> Challenge: Gather every line in the records below that contains the word "размещения".
▬▬▬
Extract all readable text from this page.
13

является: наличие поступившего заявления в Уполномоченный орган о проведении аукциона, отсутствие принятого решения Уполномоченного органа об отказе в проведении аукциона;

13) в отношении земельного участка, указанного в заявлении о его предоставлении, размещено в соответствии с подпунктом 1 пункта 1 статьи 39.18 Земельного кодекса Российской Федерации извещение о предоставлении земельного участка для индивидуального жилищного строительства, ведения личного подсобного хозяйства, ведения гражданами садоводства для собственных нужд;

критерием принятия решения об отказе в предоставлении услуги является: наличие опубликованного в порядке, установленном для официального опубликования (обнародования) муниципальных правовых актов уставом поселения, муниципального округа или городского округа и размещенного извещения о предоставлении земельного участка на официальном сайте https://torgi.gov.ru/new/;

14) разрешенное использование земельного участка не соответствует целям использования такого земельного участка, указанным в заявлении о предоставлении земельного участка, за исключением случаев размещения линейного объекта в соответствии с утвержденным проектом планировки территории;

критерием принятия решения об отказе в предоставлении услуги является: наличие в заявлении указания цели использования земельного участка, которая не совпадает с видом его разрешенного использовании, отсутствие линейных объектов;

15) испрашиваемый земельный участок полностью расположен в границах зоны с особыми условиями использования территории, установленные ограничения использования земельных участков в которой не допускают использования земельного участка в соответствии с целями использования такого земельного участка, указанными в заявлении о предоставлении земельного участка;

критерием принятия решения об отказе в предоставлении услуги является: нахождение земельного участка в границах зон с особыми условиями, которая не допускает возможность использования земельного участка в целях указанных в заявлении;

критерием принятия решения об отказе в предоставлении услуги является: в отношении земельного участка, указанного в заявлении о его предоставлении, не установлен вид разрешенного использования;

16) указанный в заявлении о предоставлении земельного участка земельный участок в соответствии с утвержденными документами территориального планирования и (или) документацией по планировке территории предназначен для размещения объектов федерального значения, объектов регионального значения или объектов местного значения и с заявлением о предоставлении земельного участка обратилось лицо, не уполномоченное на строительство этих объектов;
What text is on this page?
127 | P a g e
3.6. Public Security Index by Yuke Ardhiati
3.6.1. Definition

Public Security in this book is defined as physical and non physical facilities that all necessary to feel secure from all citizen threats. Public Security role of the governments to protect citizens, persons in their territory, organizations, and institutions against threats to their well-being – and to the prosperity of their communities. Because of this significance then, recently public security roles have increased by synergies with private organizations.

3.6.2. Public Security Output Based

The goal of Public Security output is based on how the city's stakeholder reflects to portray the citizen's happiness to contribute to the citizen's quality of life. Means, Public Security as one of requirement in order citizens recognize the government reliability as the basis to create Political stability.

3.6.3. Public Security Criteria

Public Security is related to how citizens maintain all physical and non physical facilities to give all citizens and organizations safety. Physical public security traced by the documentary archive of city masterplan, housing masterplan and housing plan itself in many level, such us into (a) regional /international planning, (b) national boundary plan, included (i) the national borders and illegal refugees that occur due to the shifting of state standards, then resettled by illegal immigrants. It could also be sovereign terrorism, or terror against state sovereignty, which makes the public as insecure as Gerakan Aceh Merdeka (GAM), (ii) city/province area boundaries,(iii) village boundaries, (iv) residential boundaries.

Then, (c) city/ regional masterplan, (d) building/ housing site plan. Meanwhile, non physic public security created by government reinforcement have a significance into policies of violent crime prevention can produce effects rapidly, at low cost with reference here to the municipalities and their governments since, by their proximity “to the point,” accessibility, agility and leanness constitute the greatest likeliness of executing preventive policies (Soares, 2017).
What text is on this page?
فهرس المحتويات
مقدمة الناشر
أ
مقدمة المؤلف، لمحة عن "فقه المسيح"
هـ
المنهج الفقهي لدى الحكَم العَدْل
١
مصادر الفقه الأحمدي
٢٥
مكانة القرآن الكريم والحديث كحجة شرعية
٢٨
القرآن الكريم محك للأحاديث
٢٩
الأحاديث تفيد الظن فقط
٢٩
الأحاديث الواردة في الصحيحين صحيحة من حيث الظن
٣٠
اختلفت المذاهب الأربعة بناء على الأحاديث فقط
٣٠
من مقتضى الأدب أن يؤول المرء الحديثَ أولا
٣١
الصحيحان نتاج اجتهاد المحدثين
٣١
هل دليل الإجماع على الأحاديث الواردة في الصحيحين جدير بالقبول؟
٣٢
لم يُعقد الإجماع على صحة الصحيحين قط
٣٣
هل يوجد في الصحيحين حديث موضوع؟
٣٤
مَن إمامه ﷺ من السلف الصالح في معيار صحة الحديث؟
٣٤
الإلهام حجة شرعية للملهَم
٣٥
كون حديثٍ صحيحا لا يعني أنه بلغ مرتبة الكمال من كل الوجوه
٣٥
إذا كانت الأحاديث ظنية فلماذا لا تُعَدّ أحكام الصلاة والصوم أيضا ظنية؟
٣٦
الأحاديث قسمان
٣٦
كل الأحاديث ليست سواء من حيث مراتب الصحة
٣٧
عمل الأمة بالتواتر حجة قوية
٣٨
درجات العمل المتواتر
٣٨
▬▬▬
> Exercise answer:
14) разрешенное использование земельного участка не соответствует целям использования такого земельного участка, указанным в заявлении о предоставлении земельного участка, за исключением случаев размещения линейного объекта в соответствии с утвержденным проектом планировки территории;
16) указанный в заявлении о предоставлении земельного участка земельный участок в соответствии с утвержденными документами территориального планирования и (или) документацией по планировке территории предназначен для размещения объектов федерального значения, объектов регионального значения или объектов местного значения и с заявлением о предоставлении земельного участка обратилось лицо, не уполномоченное на строительство этих объектов;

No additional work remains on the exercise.